Filter out everything except lines holding "ring".

=== DATASET EXCERPTS ===

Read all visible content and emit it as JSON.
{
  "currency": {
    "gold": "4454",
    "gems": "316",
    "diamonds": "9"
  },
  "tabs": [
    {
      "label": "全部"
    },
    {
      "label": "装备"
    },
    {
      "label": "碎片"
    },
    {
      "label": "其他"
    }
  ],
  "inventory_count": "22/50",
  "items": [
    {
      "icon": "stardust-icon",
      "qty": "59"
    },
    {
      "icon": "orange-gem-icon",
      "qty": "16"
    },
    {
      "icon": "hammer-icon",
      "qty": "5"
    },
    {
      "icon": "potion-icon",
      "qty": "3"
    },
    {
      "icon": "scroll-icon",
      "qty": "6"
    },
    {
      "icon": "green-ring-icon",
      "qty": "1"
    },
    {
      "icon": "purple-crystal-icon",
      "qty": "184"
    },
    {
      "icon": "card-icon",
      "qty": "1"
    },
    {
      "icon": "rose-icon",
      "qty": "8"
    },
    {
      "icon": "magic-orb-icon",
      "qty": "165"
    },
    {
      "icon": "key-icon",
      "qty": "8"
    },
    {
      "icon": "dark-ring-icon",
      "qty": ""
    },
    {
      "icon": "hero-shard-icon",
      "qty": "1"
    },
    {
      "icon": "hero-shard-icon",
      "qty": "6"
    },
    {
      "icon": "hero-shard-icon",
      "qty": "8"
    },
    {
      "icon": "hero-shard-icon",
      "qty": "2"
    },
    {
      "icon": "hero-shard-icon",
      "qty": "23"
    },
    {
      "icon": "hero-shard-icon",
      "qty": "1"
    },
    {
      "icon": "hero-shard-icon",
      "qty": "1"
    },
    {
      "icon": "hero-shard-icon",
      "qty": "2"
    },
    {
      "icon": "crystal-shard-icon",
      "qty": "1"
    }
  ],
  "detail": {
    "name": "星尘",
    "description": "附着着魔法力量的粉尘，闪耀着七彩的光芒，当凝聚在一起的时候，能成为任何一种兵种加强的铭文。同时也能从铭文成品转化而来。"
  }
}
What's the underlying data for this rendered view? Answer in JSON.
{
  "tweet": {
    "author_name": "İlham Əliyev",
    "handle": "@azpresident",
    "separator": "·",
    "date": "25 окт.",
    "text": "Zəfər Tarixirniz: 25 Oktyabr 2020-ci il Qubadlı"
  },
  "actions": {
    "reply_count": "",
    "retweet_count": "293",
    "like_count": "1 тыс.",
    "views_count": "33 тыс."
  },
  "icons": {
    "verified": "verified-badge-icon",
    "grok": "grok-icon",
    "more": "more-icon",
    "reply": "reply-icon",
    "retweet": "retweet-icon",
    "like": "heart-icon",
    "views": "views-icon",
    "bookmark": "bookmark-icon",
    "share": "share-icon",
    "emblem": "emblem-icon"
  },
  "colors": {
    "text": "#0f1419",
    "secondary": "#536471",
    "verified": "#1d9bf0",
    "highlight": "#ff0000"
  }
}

===

> [SOLUTION TO THIS EXERCISE]
      "icon": "green-ring-icon",
      "icon": "dark-ring-icon",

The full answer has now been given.